STATED GOAL =>
Look below and pull out each line with the word "лесных".

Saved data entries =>
--------------------

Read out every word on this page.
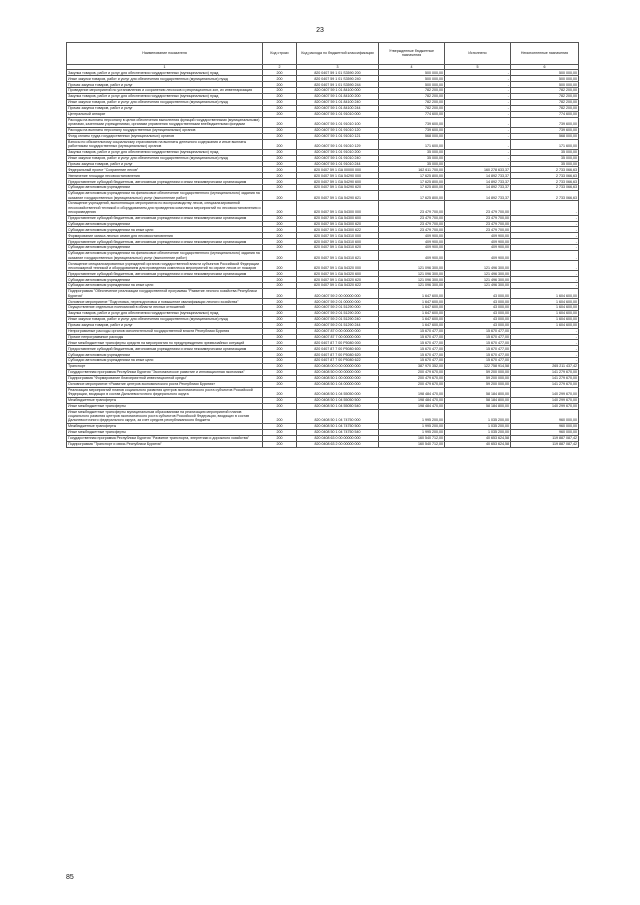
23
Наименование показателя	Код строки	Код расхода по бюджетной классификации	Утвержденные бюджетные назначения	Исполнено	Неисполненные назначения
1	2	3	4	5	6
Закупка товаров, работ и услуг для обеспечения государственных (муниципальных) нужд	200	820 0407 59 1 01 S3590 200	500 000,00	-	500 000,00
Иные закупки товаров, работ и услуг для обеспечения государственных (муниципальных) нужд	200	820 0407 59 1 01 S3590 240	500 000,00	-	500 000,00
Прочая закупка товаров, работ и услуг	200	820 0407 59 1 01 S3590 244	500 000,00	-	500 000,00
Проведение мероприятий по установлению и сохранению лесхозов и рекреационных зон, их инвентаризация	200	820 0407 59 1 01 84100 000	782 200,00	-	782 200,00
Закупка товаров, работ и услуг для обеспечения государственных (муниципальных) нужд	200	820 0407 59 1 01 84100 200	782 200,00	-	782 200,00
Иные закупки товаров, работ и услуг для обеспечения государственных (муниципальных) нужд	200	820 0407 59 1 01 84100 240	782 200,00	-	782 200,00
Прочая закупка товаров, работ и услуг	200	820 0407 59 1 01 84100 244	782 200,00	-	782 200,00
Центральный аппарат	200	820 0407 59 1 01 91010 000	774 600,00	-	774 600,00
Расходы на выплаты персоналу в целях обеспечения выполнения функций государственными (муниципальными) органами, казенными учреждениями, органами управления государственными внебюджетными фондами	200	820 0407 59 1 01 91010 100	739 600,00	-	739 600,00
Расходы на выплаты персоналу государственных (муниципальных) органов	200	820 0407 59 1 01 91010 120	739 600,00	-	739 600,00
Фонд оплаты труда государственных (муниципальных) органов	200	820 0407 59 1 01 91010 121	568 000,00	-	568 000,00
Взносы по обязательному социальному страхованию на выплаты денежного содержания и иные выплаты работникам государственных (муниципальных) органов	200	820 0407 59 1 01 91010 129	171 600,00	-	171 600,00
Закупка товаров, работ и услуг для обеспечения государственных (муниципальных) нужд	200	820 0407 59 1 01 91010 200	35 000,00	-	35 000,00
Иные закупки товаров, работ и услуг для обеспечения государственных (муниципальных) нужд	200	820 0407 59 1 01 91010 240	35 000,00	-	35 000,00
Прочая закупка товаров, работ и услуг	200	820 0407 59 1 01 91010 244	35 000,00	-	35 000,00
Федеральный проект "Сохранение лесов"	200	820 0407 59 1 GA 00000 000	162 611 700,00	160 278 633,37	2 733 066,63
Увеличение площади лесовосстановления	200	820 0407 59 1 GA 54290 000	17 625 800,00	14 892 733,37	2 733 066,63
Предоставление субсидий бюджетным, автономным учреждениям и иным некоммерческим организациям	200	820 0407 59 1 GA 54290 600	17 625 800,00	14 892 733,37	2 733 066,63
Субсидии автономным учреждениям	200	820 0407 59 1 GA 54290 620	17 625 800,00	14 892 733,37	2 733 066,63
Субсидии автономным учреждениям на финансовое обеспечение государственного (муниципального) задания на оказание государственных (муниципальных) услуг (выполнение работ)	200	820 0407 59 1 GA 54290 621	17 625 800,00	14 892 733,37	2 733 066,63
Оснащение учреждений, выполняющих мероприятия по воспроизводству лесов, специализированной лесохозяйственной техникой и оборудованием для проведения комплекса мероприятий по лесовосстановлению и лесоразведению	200	820 0407 59 1 GA 54300 000	23 479 700,00	23 479 700,00	-
Предоставление субсидий бюджетным, автономным учреждениям и иным некоммерческим организациям	200	820 0407 59 1 GA 54300 600	23 479 700,00	23 479 700,00	-
Субсидии автономным учреждениям	200	820 0407 59 1 GA 54300 620	23 479 700,00	23 479 700,00	-
Субсидии автономным учреждениям на иные цели	200	820 0407 59 1 GA 54300 622	23 479 700,00	23 479 700,00	-
Формирование запаса лесных семян для лесовосстановления	200	820 0407 59 1 GA 54310 000	409 900,00	409 900,00	-
Предоставление субсидий бюджетным, автономным учреждениям и иным некоммерческим организациям	200	820 0407 59 1 GA 54310 600	409 900,00	409 900,00	-
Субсидии автономным учреждениям	200	820 0407 59 1 GA 54310 620	409 900,00	409 900,00	-
Субсидии автономным учреждениям на финансовое обеспечение государственного (муниципального) задания на оказание государственных (муниципальных) услуг (выполнение работ)	200	820 0407 59 1 GA 54310 621	409 900,00	409 900,00	-
Оснащение специализированных учреждений органов государственной власти субъектов Российской Федерации лесопожарной техникой и оборудованием для проведения комплекса мероприятий по охране лесов от пожаров	200	820 0407 59 1 GA 54320 000	121 096 300,00	121 496 300,00	-
Предоставление субсидий бюджетным, автономным учреждениям и иным некоммерческим организациям	200	820 0407 59 1 GA 54320 600	121 096 300,00	121 496 300,00	-
Субсидии автономным учреждениям	200	820 0407 59 1 GA 54320 620	121 096 300,00	121 496 300,00	-
Субсидии автономным учреждениям на иные цели	200	820 0407 59 1 GA 54320 622	121 096 300,00	121 496 300,00	-
Подпрограмма "Обеспечение реализации государственной программы "Развитие лесного хозяйства Республики Бурятия"	200	820 0407 59 2 00 00000 000	1 647 600,00	43 000,00	1 604 600,00
Основное мероприятие "Подготовка, переподготовка и повышение квалификации лесного хозяйства"	200	820 0407 59 2 01 00000 000	1 647 600,00	43 000,00	1 604 600,00
Осуществление отдельных полномочий в области лесных отношений	200	820 0407 59 2 01 51290 000	1 647 600,00	43 000,00	1 604 600,00
Закупка товаров, работ и услуг для обеспечения государственных (муниципальных) нужд	200	820 0407 59 2 01 51290 200	1 647 600,00	43 000,00	1 604 600,00
Иные закупки товаров, работ и услуг для обеспечения государственных (муниципальных) нужд	200	820 0407 59 2 01 51290 240	1 647 600,00	43 000,00	1 604 600,00
Прочая закупка товаров, работ и услуг	200	820 0407 59 2 01 51290 244	1 647 600,00	43 000,00	1 604 600,00
Непрограммные расходы органов исполнительной государственной власти Республики Бурятия	200	820 0407 87 0 00 00000 000	15 670 477,00	15 670 477,00	-
Прочие непрограммные расходы	200	820 0407 87 7 00 00000 000	15 670 477,00	15 670 477,00	-
Иные межбюджетные трансферты средств на мероприятия по предупреждению чрезвычайных ситуаций	200	820 0407 87 7 00 P5080 000	15 670 477,00	15 670 477,00	-
Предоставление субсидий бюджетным, автономным учреждениям и иным некоммерческим организациям	200	820 0407 87 7 00 P5080 600	15 670 477,00	15 670 477,00	-
Субсидии автономным учреждениям	200	820 0407 87 7 00 P5080 620	15 670 477,00	15 670 477,00	-
Субсидии автономным учреждениям на иные цели	200	820 0407 87 7 00 P5080 622	15 670 477,00	15 670 477,00	-
Транспорт	200	820 0408 00 0 00 00000 000	387 970 352,00	122 758 914,58	265 211 437,42
Государственная программа Республики Бурятия "Экономическое развитие и инновационная экономика"	200	820 0408 50 0 00 00000 000	200 479 670,00	59 200 000,00	141 279 670,00
Подпрограмма "Формирование благоприятной инвестиционной среды"	200	820 0408 50 1 00 00000 000	200 479 670,00	59 200 000,00	141 279 670,00
Основное мероприятие «Развитие центров экономического роста Республики Бурятия»	200	820 0408 50 1 04 00000 000	200 479 670,00	59 200 000,00	141 279 670,00
Реализация мероприятий планов социального развития центров экономического роста субъектов Российской Федерации, входящих в состав Дальневосточного федерального округа	200	820 0408 50 1 04 55050 000	198 484 470,00	58 184 800,00	140 299 670,00
Межбюджетные трансферты	200	820 0408 50 1 04 55050 500	198 484 470,00	58 184 800,00	140 299 670,00
Иные межбюджетные трансферты	200	820 0408 50 1 04 55050 540	198 484 470,00	58 184 800,00	140 299 670,00
Иные межбюджетные трансферты муниципальным образованиям на реализацию мероприятий планов социального развития центров экономического роста субъектов Российской Федерации, входящих в состав Дальневосточного федерального округа, за счет средств республиканского бюджета	200	820 0408 50 1 04 74750 000	1 995 200,00	1 035 200,00	960 000,00
Межбюджетные трансферты	200	820 0408 50 1 04 74750 500	1 995 200,00	1 035 200,00	960 000,00
Иные межбюджетные трансферты	200	820 0408 50 1 04 74750 540	1 995 200,00	1 035 200,00	960 000,00
Государственная программа Республики Бурятия "Развитие транспорта, энергетики и дорожного хозяйства"	200	820 0408 63 0 00 00000 000	160 540 712,00	40 653 624,58	119 887 087,42
Подпрограмма "Транспорт и связь Республики Бурятия"	200	820 0408 63 2 00 00000 000	160 540 712,00	40 653 624,58	119 887 087,42
85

--------------------

SOLUTION =>
Формирование запаса лесных семян для лесовосстановления	200	820 0407 59 1 GA 54310 000	409 900,00	409 900,00	-
Осуществление отдельных полномочий в области лесных отношений	200	820 0407 59 2 01 51290 000	1 647 600,00	43 000,00	1 604 600,00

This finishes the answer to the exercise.